— Start —

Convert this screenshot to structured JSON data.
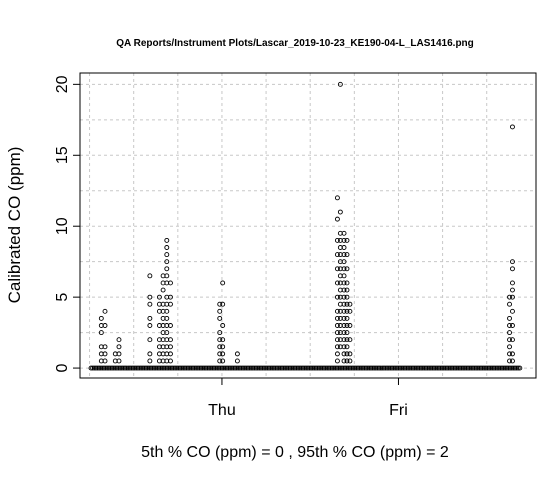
{
  "chart_data": {
    "type": "scatter",
    "title": "QA Reports/Instrument Plots/Lascar_2019-10-23_KE190-04-L_LAS1416.png",
    "xlabel": "5th % CO (ppm) =  0 , 95th % CO (ppm)  =  2",
    "ylabel": "Calibrated CO (ppm)",
    "xlim_hours": [
      0,
      62
    ],
    "ylim": [
      -0.7,
      20.8
    ],
    "grid": true,
    "x_ticks": [
      {
        "label": "Thu",
        "hour": 19.3
      },
      {
        "label": "Fri",
        "hour": 43.3
      }
    ],
    "y_ticks": [
      0,
      5,
      10,
      15,
      20
    ],
    "grid_x_hours": [
      1.3,
      7.3,
      13.3,
      19.3,
      25.3,
      31.3,
      37.3,
      43.3,
      49.3,
      55.3
    ],
    "grid_y": [
      0,
      2.5,
      5,
      7.5,
      10,
      12.5,
      15,
      17.5,
      20
    ],
    "baseline_segments": [
      [
        1.5,
        60.0
      ]
    ],
    "columns": [
      {
        "hour": 2.9,
        "values": [
          0.5,
          1.0,
          1.5,
          2.5,
          3.0,
          3.5
        ]
      },
      {
        "hour": 3.4,
        "values": [
          0.5,
          1.0,
          1.5,
          3.0,
          4.0
        ]
      },
      {
        "hour": 4.8,
        "values": [
          0.5,
          1.0
        ]
      },
      {
        "hour": 5.3,
        "values": [
          0.5,
          1.0,
          1.5,
          2.0
        ]
      },
      {
        "hour": 9.5,
        "values": [
          0.5,
          1.0,
          2.0,
          3.0,
          3.5,
          4.5,
          5.0,
          6.5
        ]
      },
      {
        "hour": 10.8,
        "values": [
          0.5,
          1.0,
          1.5,
          2.0,
          3.0,
          4.0,
          4.5,
          5.0
        ]
      },
      {
        "hour": 11.3,
        "values": [
          0.5,
          1.0,
          1.5,
          2.0,
          2.5,
          3.0,
          3.5,
          4.0,
          4.5,
          5.5,
          6.0,
          6.5
        ]
      },
      {
        "hour": 11.8,
        "values": [
          0.5,
          1.0,
          1.5,
          2.0,
          2.5,
          3.0,
          3.5,
          4.0,
          4.5,
          5.0,
          6.0,
          6.5,
          7.0,
          7.5,
          8.0,
          8.5,
          9.0
        ]
      },
      {
        "hour": 12.3,
        "values": [
          0.5,
          1.0,
          1.5,
          2.0,
          3.0,
          4.5,
          5.0,
          6.0
        ]
      },
      {
        "hour": 19.0,
        "values": [
          0.5,
          1.0,
          1.5,
          2.0,
          2.5,
          3.5,
          4.0,
          4.5
        ]
      },
      {
        "hour": 19.4,
        "values": [
          0.5,
          1.0,
          1.5,
          2.0,
          3.0,
          4.5,
          6.0
        ]
      },
      {
        "hour": 21.4,
        "values": [
          0.5,
          1.0
        ]
      },
      {
        "hour": 35.0,
        "values": [
          0.5,
          1.0,
          1.5,
          2.0,
          2.5,
          3.0,
          3.5,
          4.0,
          5.0,
          6.0,
          7.0,
          8.0,
          9.0,
          10.5,
          12.0
        ]
      },
      {
        "hour": 35.4,
        "values": [
          1.5,
          2.0,
          2.5,
          3.0,
          3.5,
          4.0,
          4.5,
          5.0,
          5.5,
          6.0,
          6.5,
          7.0,
          7.5,
          8.0,
          8.5,
          9.0,
          9.5,
          11.0,
          20.0
        ]
      },
      {
        "hour": 35.9,
        "values": [
          0.5,
          1.0,
          1.5,
          2.0,
          2.5,
          3.0,
          3.5,
          4.0,
          4.5,
          5.0,
          5.5,
          6.0,
          6.5,
          7.0,
          7.5,
          8.0,
          8.5,
          9.0,
          9.5
        ]
      },
      {
        "hour": 36.3,
        "values": [
          0.5,
          1.0,
          1.5,
          2.0,
          2.5,
          3.0,
          3.5,
          4.0,
          4.5,
          5.0,
          5.5,
          6.0,
          7.0,
          8.0,
          9.0
        ]
      },
      {
        "hour": 36.7,
        "values": [
          0.5,
          1.0,
          2.0,
          3.0,
          4.0,
          4.5
        ]
      },
      {
        "hour": 58.4,
        "values": [
          0.5,
          1.0,
          1.5,
          2.0,
          2.5,
          3.0,
          3.5,
          4.5,
          5.0
        ]
      },
      {
        "hour": 58.8,
        "values": [
          0.5,
          1.0,
          2.0,
          3.0,
          4.0,
          5.0,
          5.5,
          6.0,
          7.0,
          7.5,
          17.0
        ]
      }
    ]
  }
}
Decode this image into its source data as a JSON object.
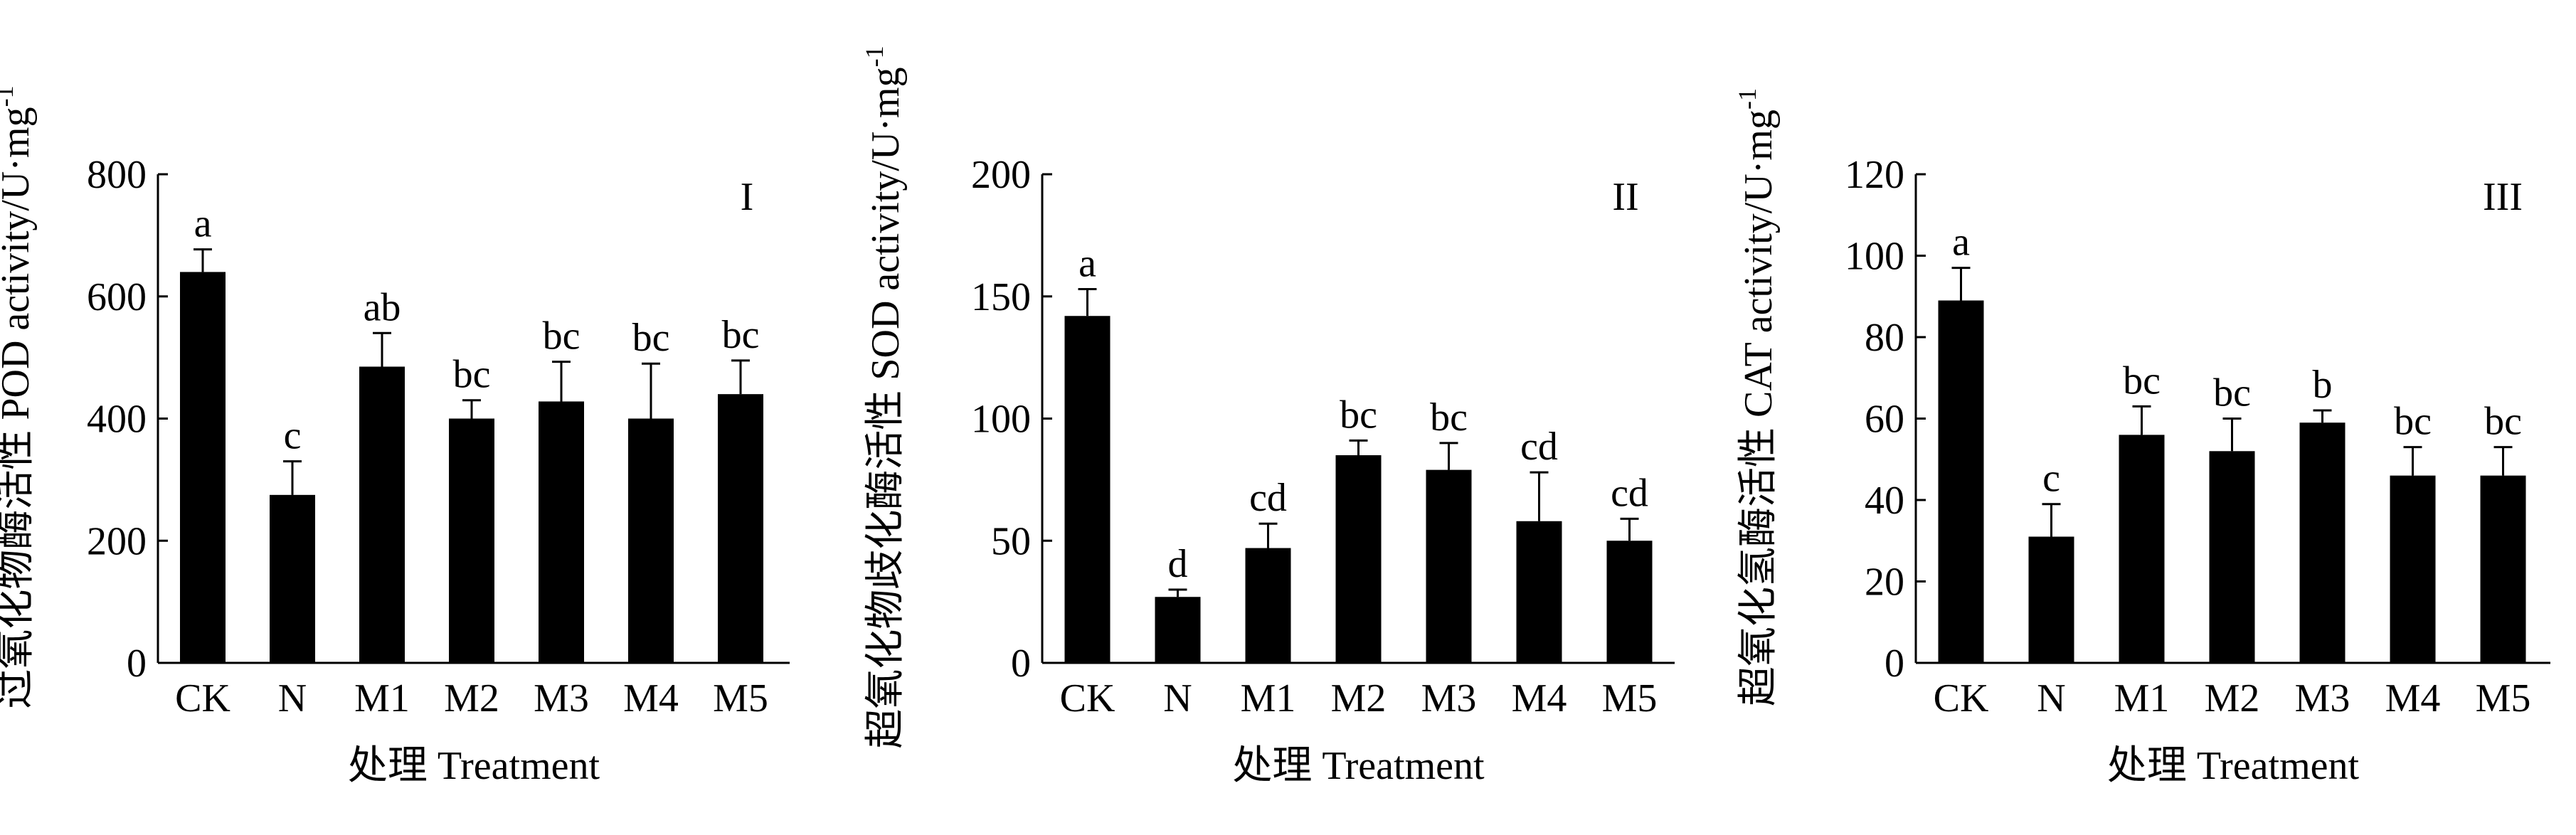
{
  "chart_data": [
    {
      "type": "bar",
      "panel_label": "I",
      "categories": [
        "CK",
        "N",
        "M1",
        "M2",
        "M3",
        "M4",
        "M5"
      ],
      "values": [
        640,
        275,
        485,
        400,
        428,
        400,
        440
      ],
      "errors": [
        37,
        55,
        55,
        30,
        65,
        90,
        55
      ],
      "letters": [
        "a",
        "c",
        "ab",
        "bc",
        "bc",
        "bc",
        "bc"
      ],
      "xlabel": "处理 Treatment",
      "ylabel": "过氧化物酶活性 POD activity/U·mg",
      "ylabel_sup": "-1",
      "ylim": [
        0,
        800
      ],
      "yticks": [
        0,
        200,
        400,
        600,
        800
      ],
      "grid": false,
      "bar_color": "#000000"
    },
    {
      "type": "bar",
      "panel_label": "II",
      "categories": [
        "CK",
        "N",
        "M1",
        "M2",
        "M3",
        "M4",
        "M5"
      ],
      "values": [
        142,
        27,
        47,
        85,
        79,
        58,
        50
      ],
      "errors": [
        11,
        3,
        10,
        6,
        11,
        20,
        9
      ],
      "letters": [
        "a",
        "d",
        "cd",
        "bc",
        "bc",
        "cd",
        "cd"
      ],
      "xlabel": "处理 Treatment",
      "ylabel": "超氧化物歧化酶活性 SOD activity/U·mg",
      "ylabel_sup": "-1",
      "ylim": [
        0,
        200
      ],
      "yticks": [
        0,
        50,
        100,
        150,
        200
      ],
      "grid": false,
      "bar_color": "#000000"
    },
    {
      "type": "bar",
      "panel_label": "III",
      "categories": [
        "CK",
        "N",
        "M1",
        "M2",
        "M3",
        "M4",
        "M5"
      ],
      "values": [
        89,
        31,
        56,
        52,
        59,
        46,
        46
      ],
      "errors": [
        8,
        8,
        7,
        8,
        3,
        7,
        7
      ],
      "letters": [
        "a",
        "c",
        "bc",
        "bc",
        "b",
        "bc",
        "bc"
      ],
      "xlabel": "处理 Treatment",
      "ylabel": "超氧化氢酶活性 CAT activity/U·mg",
      "ylabel_sup": "-1",
      "ylim": [
        0,
        120
      ],
      "yticks": [
        0,
        20,
        40,
        60,
        80,
        100,
        120
      ],
      "grid": false,
      "bar_color": "#000000"
    }
  ]
}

— End —

Given problem:
Generate a word-for-word copy of the preceding records, excluding all pictures.

Full solution:
Convert this screenshot to structured JSON data.
{
  "chart_data": {
    "type": "scatter",
    "title": "QA Reports/Instrument Plots/Lascar_2019-10-23_KE190-04-L_LAS1416.png",
    "xlabel": "5th % CO (ppm) =  0 , 95th % CO (ppm)  =  2",
    "ylabel": "Calibrated CO (ppm)",
    "xlim_hours": [
      0,
      62
    ],
    "ylim": [
      -0.7,
      20.8
    ],
    "grid": true,
    "x_ticks": [
      {
        "label": "Thu",
        "hour": 19.3
      },
      {
        "label": "Fri",
        "hour": 43.3
      }
    ],
    "y_ticks": [
      0,
      5,
      10,
      15,
      20
    ],
    "grid_x_hours": [
      1.3,
      7.3,
      13.3,
      19.3,
      25.3,
      31.3,
      37.3,
      43.3,
      49.3,
      55.3
    ],
    "grid_y": [
      0,
      2.5,
      5,
      7.5,
      10,
      12.5,
      15,
      17.5,
      20
    ],
    "baseline_segments": [
      [
        1.5,
        60.0
      ]
    ],
    "columns": [
      {
        "hour": 2.9,
        "values": [
          0.5,
          1.0,
          1.5,
          2.5,
          3.0,
          3.5
        ]
      },
      {
        "hour": 3.4,
        "values": [
          0.5,
          1.0,
          1.5,
          3.0,
          4.0
        ]
      },
      {
        "hour": 4.8,
        "values": [
          0.5,
          1.0
        ]
      },
      {
        "hour": 5.3,
        "values": [
          0.5,
          1.0,
          1.5,
          2.0
        ]
      },
      {
        "hour": 9.5,
        "values": [
          0.5,
          1.0,
          2.0,
          3.0,
          3.5,
          4.5,
          5.0,
          6.5
        ]
      },
      {
        "hour": 10.8,
        "values": [
          0.5,
          1.0,
          1.5,
          2.0,
          3.0,
          4.0,
          4.5,
          5.0
        ]
      },
      {
        "hour": 11.3,
        "values": [
          0.5,
          1.0,
          1.5,
          2.0,
          2.5,
          3.0,
          3.5,
          4.0,
          4.5,
          5.5,
          6.0,
          6.5
        ]
      },
      {
        "hour": 11.8,
        "values": [
          0.5,
          1.0,
          1.5,
          2.0,
          2.5,
          3.0,
          3.5,
          4.0,
          4.5,
          5.0,
          6.0,
          6.5,
          7.0,
          7.5,
          8.0,
          8.5,
          9.0
        ]
      },
      {
        "hour": 12.3,
        "values": [
          0.5,
          1.0,
          1.5,
          2.0,
          3.0,
          4.5,
          5.0,
          6.0
        ]
      },
      {
        "hour": 19.0,
        "values": [
          0.5,
          1.0,
          1.5,
          2.0,
          2.5,
          3.5,
          4.0,
          4.5
        ]
      },
      {
        "hour": 19.4,
        "values": [
          0.5,
          1.0,
          1.5,
          2.0,
          3.0,
          4.5,
          6.0
        ]
      },
      {
        "hour": 21.4,
        "values": [
          0.5,
          1.0
        ]
      },
      {
        "hour": 35.0,
        "values": [
          0.5,
          1.0,
          1.5,
          2.0,
          2.5,
          3.0,
          3.5,
          4.0,
          5.0,
          6.0,
          7.0,
          8.0,
          9.0,
          10.5,
          12.0
        ]
      },
      {
        "hour": 35.4,
        "values": [
          1.5,
          2.0,
          2.5,
          3.0,
          3.5,
          4.0,
          4.5,
          5.0,
          5.5,
          6.0,
          6.5,
          7.0,
          7.5,
          8.0,
          8.5,
          9.0,
          9.5,
          11.0,
          20.0
        ]
      },
      {
        "hour": 35.9,
        "values": [
          0.5,
          1.0,
          1.5,
          2.0,
          2.5,
          3.0,
          3.5,
          4.0,
          4.5,
          5.0,
          5.5,
          6.0,
          6.5,
          7.0,
          7.5,
          8.0,
          8.5,
          9.0,
          9.5
        ]
      },
      {
        "hour": 36.3,
        "values": [
          0.5,
          1.0,
          1.5,
          2.0,
          2.5,
          3.0,
          3.5,
          4.0,
          4.5,
          5.0,
          5.5,
          6.0,
          7.0,
          8.0,
          9.0
        ]
      },
      {
        "hour": 36.7,
        "values": [
          0.5,
          1.0,
          2.0,
          3.0,
          4.0,
          4.5
        ]
      },
      {
        "hour": 58.4,
        "values": [
          0.5,
          1.0,
          1.5,
          2.0,
          2.5,
          3.0,
          3.5,
          4.5,
          5.0
        ]
      },
      {
        "hour": 58.8,
        "values": [
          0.5,
          1.0,
          2.0,
          3.0,
          4.0,
          5.0,
          5.5,
          6.0,
          7.0,
          7.5,
          17.0
        ]
      }
    ]
  }
}
Decode this image into its source data as a JSON object.
{
  "chart_data": [
    {
      "type": "bar",
      "panel_label": "I",
      "categories": [
        "CK",
        "N",
        "M1",
        "M2",
        "M3",
        "M4",
        "M5"
      ],
      "values": [
        640,
        275,
        485,
        400,
        428,
        400,
        440
      ],
      "errors": [
        37,
        55,
        55,
        30,
        65,
        90,
        55
      ],
      "letters": [
        "a",
        "c",
        "ab",
        "bc",
        "bc",
        "bc",
        "bc"
      ],
      "xlabel": "处理 Treatment",
      "ylabel": "过氧化物酶活性 POD activity/U·mg",
      "ylabel_sup": "-1",
      "ylim": [
        0,
        800
      ],
      "yticks": [
        0,
        200,
        400,
        600,
        800
      ],
      "grid": false,
      "bar_color": "#000000"
    },
    {
      "type": "bar",
      "panel_label": "II",
      "categories": [
        "CK",
        "N",
        "M1",
        "M2",
        "M3",
        "M4",
        "M5"
      ],
      "values": [
        142,
        27,
        47,
        85,
        79,
        58,
        50
      ],
      "errors": [
        11,
        3,
        10,
        6,
        11,
        20,
        9
      ],
      "letters": [
        "a",
        "d",
        "cd",
        "bc",
        "bc",
        "cd",
        "cd"
      ],
      "xlabel": "处理 Treatment",
      "ylabel": "超氧化物歧化酶活性 SOD activity/U·mg",
      "ylabel_sup": "-1",
      "ylim": [
        0,
        200
      ],
      "yticks": [
        0,
        50,
        100,
        150,
        200
      ],
      "grid": false,
      "bar_color": "#000000"
    },
    {
      "type": "bar",
      "panel_label": "III",
      "categories": [
        "CK",
        "N",
        "M1",
        "M2",
        "M3",
        "M4",
        "M5"
      ],
      "values": [
        89,
        31,
        56,
        52,
        59,
        46,
        46
      ],
      "errors": [
        8,
        8,
        7,
        8,
        3,
        7,
        7
      ],
      "letters": [
        "a",
        "c",
        "bc",
        "bc",
        "b",
        "bc",
        "bc"
      ],
      "xlabel": "处理 Treatment",
      "ylabel": "超氧化氢酶活性 CAT activity/U·mg",
      "ylabel_sup": "-1",
      "ylim": [
        0,
        120
      ],
      "yticks": [
        0,
        20,
        40,
        60,
        80,
        100,
        120
      ],
      "grid": false,
      "bar_color": "#000000"
    }
  ]
}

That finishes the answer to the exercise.